#### SET PROBLEM
Work out how many lines of the records hold the string "صحيح", and reply with that number alone.
-- start RECORDS SHOWN --
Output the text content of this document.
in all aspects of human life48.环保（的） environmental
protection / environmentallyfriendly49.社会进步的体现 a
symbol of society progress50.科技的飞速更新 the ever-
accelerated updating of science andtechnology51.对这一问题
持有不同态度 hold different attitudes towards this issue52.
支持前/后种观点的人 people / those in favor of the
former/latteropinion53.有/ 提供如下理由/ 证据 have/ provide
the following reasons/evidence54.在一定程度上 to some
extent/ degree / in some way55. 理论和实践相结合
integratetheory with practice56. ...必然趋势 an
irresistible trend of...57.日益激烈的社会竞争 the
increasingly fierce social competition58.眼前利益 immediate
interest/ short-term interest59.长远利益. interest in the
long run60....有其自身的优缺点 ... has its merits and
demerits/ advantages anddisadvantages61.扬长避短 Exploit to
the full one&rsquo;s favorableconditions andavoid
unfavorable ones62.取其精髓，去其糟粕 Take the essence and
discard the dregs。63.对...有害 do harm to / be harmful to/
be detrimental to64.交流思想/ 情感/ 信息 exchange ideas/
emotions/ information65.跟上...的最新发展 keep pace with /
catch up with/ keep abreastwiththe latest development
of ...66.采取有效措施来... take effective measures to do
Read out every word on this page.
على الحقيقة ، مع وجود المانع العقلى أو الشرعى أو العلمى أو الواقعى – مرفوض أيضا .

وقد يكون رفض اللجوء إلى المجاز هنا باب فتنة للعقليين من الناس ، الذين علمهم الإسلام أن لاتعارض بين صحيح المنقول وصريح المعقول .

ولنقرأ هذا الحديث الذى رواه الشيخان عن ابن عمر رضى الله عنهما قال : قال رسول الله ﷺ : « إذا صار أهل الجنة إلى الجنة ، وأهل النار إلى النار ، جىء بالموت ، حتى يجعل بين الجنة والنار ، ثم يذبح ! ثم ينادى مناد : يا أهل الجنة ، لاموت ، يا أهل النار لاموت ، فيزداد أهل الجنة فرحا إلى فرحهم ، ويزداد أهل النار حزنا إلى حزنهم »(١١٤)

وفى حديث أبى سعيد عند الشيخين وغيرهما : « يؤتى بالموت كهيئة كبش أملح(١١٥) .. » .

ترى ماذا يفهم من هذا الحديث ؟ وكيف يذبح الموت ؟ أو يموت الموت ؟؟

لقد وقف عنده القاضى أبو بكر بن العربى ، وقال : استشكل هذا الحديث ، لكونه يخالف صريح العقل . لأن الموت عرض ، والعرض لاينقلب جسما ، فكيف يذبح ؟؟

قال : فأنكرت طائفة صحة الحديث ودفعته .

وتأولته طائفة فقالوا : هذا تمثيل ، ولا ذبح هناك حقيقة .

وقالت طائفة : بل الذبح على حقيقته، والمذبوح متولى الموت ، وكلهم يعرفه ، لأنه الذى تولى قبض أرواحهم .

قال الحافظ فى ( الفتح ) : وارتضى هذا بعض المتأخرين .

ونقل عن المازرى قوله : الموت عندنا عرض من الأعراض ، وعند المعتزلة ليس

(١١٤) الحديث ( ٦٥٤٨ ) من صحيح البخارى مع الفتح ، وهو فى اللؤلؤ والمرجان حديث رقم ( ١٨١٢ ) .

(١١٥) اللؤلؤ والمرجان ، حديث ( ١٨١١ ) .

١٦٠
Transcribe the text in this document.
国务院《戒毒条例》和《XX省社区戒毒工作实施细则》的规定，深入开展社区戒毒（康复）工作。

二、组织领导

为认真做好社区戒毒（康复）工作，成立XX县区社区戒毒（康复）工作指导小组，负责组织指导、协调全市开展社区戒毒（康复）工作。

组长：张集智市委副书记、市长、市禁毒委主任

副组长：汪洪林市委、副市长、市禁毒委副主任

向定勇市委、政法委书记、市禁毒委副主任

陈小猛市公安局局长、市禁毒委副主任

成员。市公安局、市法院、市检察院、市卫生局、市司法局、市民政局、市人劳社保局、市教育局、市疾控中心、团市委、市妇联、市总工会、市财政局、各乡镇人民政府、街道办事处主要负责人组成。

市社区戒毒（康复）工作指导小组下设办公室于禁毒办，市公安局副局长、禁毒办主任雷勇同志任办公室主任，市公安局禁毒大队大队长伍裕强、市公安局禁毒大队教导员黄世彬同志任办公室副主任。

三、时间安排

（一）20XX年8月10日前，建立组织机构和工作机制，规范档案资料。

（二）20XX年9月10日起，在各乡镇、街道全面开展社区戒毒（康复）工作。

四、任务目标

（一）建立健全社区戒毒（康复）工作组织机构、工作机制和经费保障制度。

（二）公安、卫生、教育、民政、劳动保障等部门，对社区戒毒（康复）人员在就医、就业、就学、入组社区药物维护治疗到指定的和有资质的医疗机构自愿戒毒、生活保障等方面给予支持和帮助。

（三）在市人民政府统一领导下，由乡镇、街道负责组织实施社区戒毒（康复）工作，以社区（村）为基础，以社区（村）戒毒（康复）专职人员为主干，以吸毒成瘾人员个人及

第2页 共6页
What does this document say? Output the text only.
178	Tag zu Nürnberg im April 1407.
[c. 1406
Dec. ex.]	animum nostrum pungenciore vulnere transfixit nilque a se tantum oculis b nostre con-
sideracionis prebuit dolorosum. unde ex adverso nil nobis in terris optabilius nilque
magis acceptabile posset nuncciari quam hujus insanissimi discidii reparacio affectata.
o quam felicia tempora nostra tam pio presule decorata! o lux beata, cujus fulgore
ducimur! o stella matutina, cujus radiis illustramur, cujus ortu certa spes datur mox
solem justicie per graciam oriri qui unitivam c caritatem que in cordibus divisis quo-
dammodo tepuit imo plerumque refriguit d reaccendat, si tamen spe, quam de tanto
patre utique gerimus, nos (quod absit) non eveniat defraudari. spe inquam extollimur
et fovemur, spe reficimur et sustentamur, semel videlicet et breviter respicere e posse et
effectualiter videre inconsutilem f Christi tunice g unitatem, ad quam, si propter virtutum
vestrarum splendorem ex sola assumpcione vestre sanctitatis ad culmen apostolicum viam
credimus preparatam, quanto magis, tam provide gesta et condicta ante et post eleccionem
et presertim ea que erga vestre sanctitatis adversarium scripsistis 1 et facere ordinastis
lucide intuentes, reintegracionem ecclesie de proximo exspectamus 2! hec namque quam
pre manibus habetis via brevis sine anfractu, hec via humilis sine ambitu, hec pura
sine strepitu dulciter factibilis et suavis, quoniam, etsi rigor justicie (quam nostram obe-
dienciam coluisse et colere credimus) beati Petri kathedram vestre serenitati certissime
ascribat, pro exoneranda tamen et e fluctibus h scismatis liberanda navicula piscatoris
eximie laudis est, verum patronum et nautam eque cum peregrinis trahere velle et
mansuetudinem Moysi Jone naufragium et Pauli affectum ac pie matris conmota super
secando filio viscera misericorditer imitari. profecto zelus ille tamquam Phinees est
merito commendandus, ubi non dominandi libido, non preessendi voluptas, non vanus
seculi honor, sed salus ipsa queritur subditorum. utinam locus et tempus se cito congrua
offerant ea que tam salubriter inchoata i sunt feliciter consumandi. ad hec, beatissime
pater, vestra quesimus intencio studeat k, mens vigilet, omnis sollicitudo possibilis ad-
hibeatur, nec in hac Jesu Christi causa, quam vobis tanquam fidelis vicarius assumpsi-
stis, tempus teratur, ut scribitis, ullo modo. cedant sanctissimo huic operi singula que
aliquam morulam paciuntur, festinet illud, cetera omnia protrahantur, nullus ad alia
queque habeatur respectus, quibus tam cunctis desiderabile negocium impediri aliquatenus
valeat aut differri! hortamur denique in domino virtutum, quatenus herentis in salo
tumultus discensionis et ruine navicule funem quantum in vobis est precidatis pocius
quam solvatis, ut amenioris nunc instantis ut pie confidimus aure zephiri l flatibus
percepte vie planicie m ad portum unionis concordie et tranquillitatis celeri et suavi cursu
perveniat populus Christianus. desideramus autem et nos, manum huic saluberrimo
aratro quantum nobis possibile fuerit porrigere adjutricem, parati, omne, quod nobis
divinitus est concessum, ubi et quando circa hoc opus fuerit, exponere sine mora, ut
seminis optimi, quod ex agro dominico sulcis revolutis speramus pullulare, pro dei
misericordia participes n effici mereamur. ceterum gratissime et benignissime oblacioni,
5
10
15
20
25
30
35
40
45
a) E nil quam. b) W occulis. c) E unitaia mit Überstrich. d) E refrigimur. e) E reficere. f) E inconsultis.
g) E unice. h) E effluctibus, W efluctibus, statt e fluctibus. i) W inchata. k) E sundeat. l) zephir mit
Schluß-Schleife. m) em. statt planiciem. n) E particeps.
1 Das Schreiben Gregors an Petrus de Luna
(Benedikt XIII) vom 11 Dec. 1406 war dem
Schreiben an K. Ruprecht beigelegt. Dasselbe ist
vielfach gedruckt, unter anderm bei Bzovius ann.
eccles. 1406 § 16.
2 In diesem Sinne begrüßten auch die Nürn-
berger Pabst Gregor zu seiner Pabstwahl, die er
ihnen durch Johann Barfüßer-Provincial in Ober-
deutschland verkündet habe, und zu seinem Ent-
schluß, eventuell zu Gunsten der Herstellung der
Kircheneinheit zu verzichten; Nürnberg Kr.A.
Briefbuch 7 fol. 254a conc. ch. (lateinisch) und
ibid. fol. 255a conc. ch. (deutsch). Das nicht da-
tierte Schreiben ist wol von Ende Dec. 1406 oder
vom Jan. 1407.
-- end RECORDS SHOWN --
#### TASK SOLUTION
2